**Exercise:**
Set down the full listing exactly, character for character.

[Collected data entries]
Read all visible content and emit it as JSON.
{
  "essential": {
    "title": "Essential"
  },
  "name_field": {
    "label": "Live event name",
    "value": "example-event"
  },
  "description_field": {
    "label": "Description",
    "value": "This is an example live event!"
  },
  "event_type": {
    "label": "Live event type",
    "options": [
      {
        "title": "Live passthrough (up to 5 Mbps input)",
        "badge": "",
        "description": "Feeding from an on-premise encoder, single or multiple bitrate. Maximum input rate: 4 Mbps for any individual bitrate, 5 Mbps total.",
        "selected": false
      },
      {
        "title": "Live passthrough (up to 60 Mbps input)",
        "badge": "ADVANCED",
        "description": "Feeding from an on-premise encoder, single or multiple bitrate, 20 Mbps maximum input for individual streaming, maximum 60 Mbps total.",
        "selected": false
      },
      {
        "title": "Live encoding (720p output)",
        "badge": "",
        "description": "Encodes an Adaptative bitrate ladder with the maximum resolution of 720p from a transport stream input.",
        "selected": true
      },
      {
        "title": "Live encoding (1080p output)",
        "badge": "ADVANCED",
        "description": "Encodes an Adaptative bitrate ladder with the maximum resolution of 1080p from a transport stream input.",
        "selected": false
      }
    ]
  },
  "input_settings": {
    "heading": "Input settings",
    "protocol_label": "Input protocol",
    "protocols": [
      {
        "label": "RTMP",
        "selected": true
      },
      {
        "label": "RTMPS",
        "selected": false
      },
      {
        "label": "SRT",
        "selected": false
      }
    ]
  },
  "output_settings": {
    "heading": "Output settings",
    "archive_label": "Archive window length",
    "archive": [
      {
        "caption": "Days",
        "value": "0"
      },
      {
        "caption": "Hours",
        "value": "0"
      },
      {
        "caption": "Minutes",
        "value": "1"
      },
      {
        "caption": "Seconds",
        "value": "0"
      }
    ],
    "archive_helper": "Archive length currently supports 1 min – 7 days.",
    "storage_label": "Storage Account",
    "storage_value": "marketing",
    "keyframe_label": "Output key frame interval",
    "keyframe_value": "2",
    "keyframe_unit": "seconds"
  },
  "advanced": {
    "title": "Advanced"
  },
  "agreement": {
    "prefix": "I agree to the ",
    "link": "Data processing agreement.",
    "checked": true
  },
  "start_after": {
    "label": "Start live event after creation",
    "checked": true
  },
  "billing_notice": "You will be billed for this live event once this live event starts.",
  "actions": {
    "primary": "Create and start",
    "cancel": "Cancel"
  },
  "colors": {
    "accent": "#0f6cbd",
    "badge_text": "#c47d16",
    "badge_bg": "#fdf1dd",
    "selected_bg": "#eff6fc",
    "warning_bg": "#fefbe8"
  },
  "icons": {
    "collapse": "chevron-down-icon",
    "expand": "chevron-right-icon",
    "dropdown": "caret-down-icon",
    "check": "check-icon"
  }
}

**Output below:**
Read all visible content and emit it as JSON.
{
  "essential": {
    "title": "Essential"
  },
  "name_field": {
    "label": "Live event name",
    "value": "example-event"
  },
  "description_field": {
    "label": "Description",
    "value": "This is an example live event!"
  },
  "event_type": {
    "label": "Live event type",
    "options": [
      {
        "title": "Live passthrough (up to 5 Mbps input)",
        "badge": "",
        "description": "Feeding from an on-premise encoder, single or multiple bitrate. Maximum input rate: 4 Mbps for any individual bitrate, 5 Mbps total.",
        "selected": false
      },
      {
        "title": "Live passthrough (up to 60 Mbps input)",
        "badge": "ADVANCED",
        "description": "Feeding from an on-premise encoder, single or multiple bitrate, 20 Mbps maximum input for individual streaming, maximum 60 Mbps total.",
        "selected": false
      },
      {
        "title": "Live encoding (720p output)",
        "badge": "",
        "description": "Encodes an Adaptative bitrate ladder with the maximum resolution of 720p from a transport stream input.",
        "selected": true
      },
      {
        "title": "Live encoding (1080p output)",
        "badge": "ADVANCED",
        "description": "Encodes an Adaptative bitrate ladder with the maximum resolution of 1080p from a transport stream input.",
        "selected": false
      }
    ]
  },
  "input_settings": {
    "heading": "Input settings",
    "protocol_label": "Input protocol",
    "protocols": [
      {
        "label": "RTMP",
        "selected": true
      },
      {
        "label": "RTMPS",
        "selected": false
      },
      {
        "label": "SRT",
        "selected": false
      }
    ]
  },
  "output_settings": {
    "heading": "Output settings",
    "archive_label": "Archive window length",
    "archive": [
      {
        "caption": "Days",
        "value": "0"
      },
      {
        "caption": "Hours",
        "value": "0"
      },
      {
        "caption": "Minutes",
        "value": "1"
      },
      {
        "caption": "Seconds",
        "value": "0"
      }
    ],
    "archive_helper": "Archive length currently supports 1 min – 7 days.",
    "storage_label": "Storage Account",
    "storage_value": "marketing",
    "keyframe_label": "Output key frame interval",
    "keyframe_value": "2",
    "keyframe_unit": "seconds"
  },
  "advanced": {
    "title": "Advanced"
  },
  "agreement": {
    "prefix": "I agree to the ",
    "link": "Data processing agreement.",
    "checked": true
  },
  "start_after": {
    "label": "Start live event after creation",
    "checked": true
  },
  "billing_notice": "You will be billed for this live event once this live event starts.",
  "actions": {
    "primary": "Create and start",
    "cancel": "Cancel"
  },
  "colors": {
    "accent": "#0f6cbd",
    "badge_text": "#c47d16",
    "badge_bg": "#fdf1dd",
    "selected_bg": "#eff6fc",
    "warning_bg": "#fefbe8"
  },
  "icons": {
    "collapse": "chevron-down-icon",
    "expand": "chevron-right-icon",
    "dropdown": "caret-down-icon",
    "check": "check-icon"
  }
}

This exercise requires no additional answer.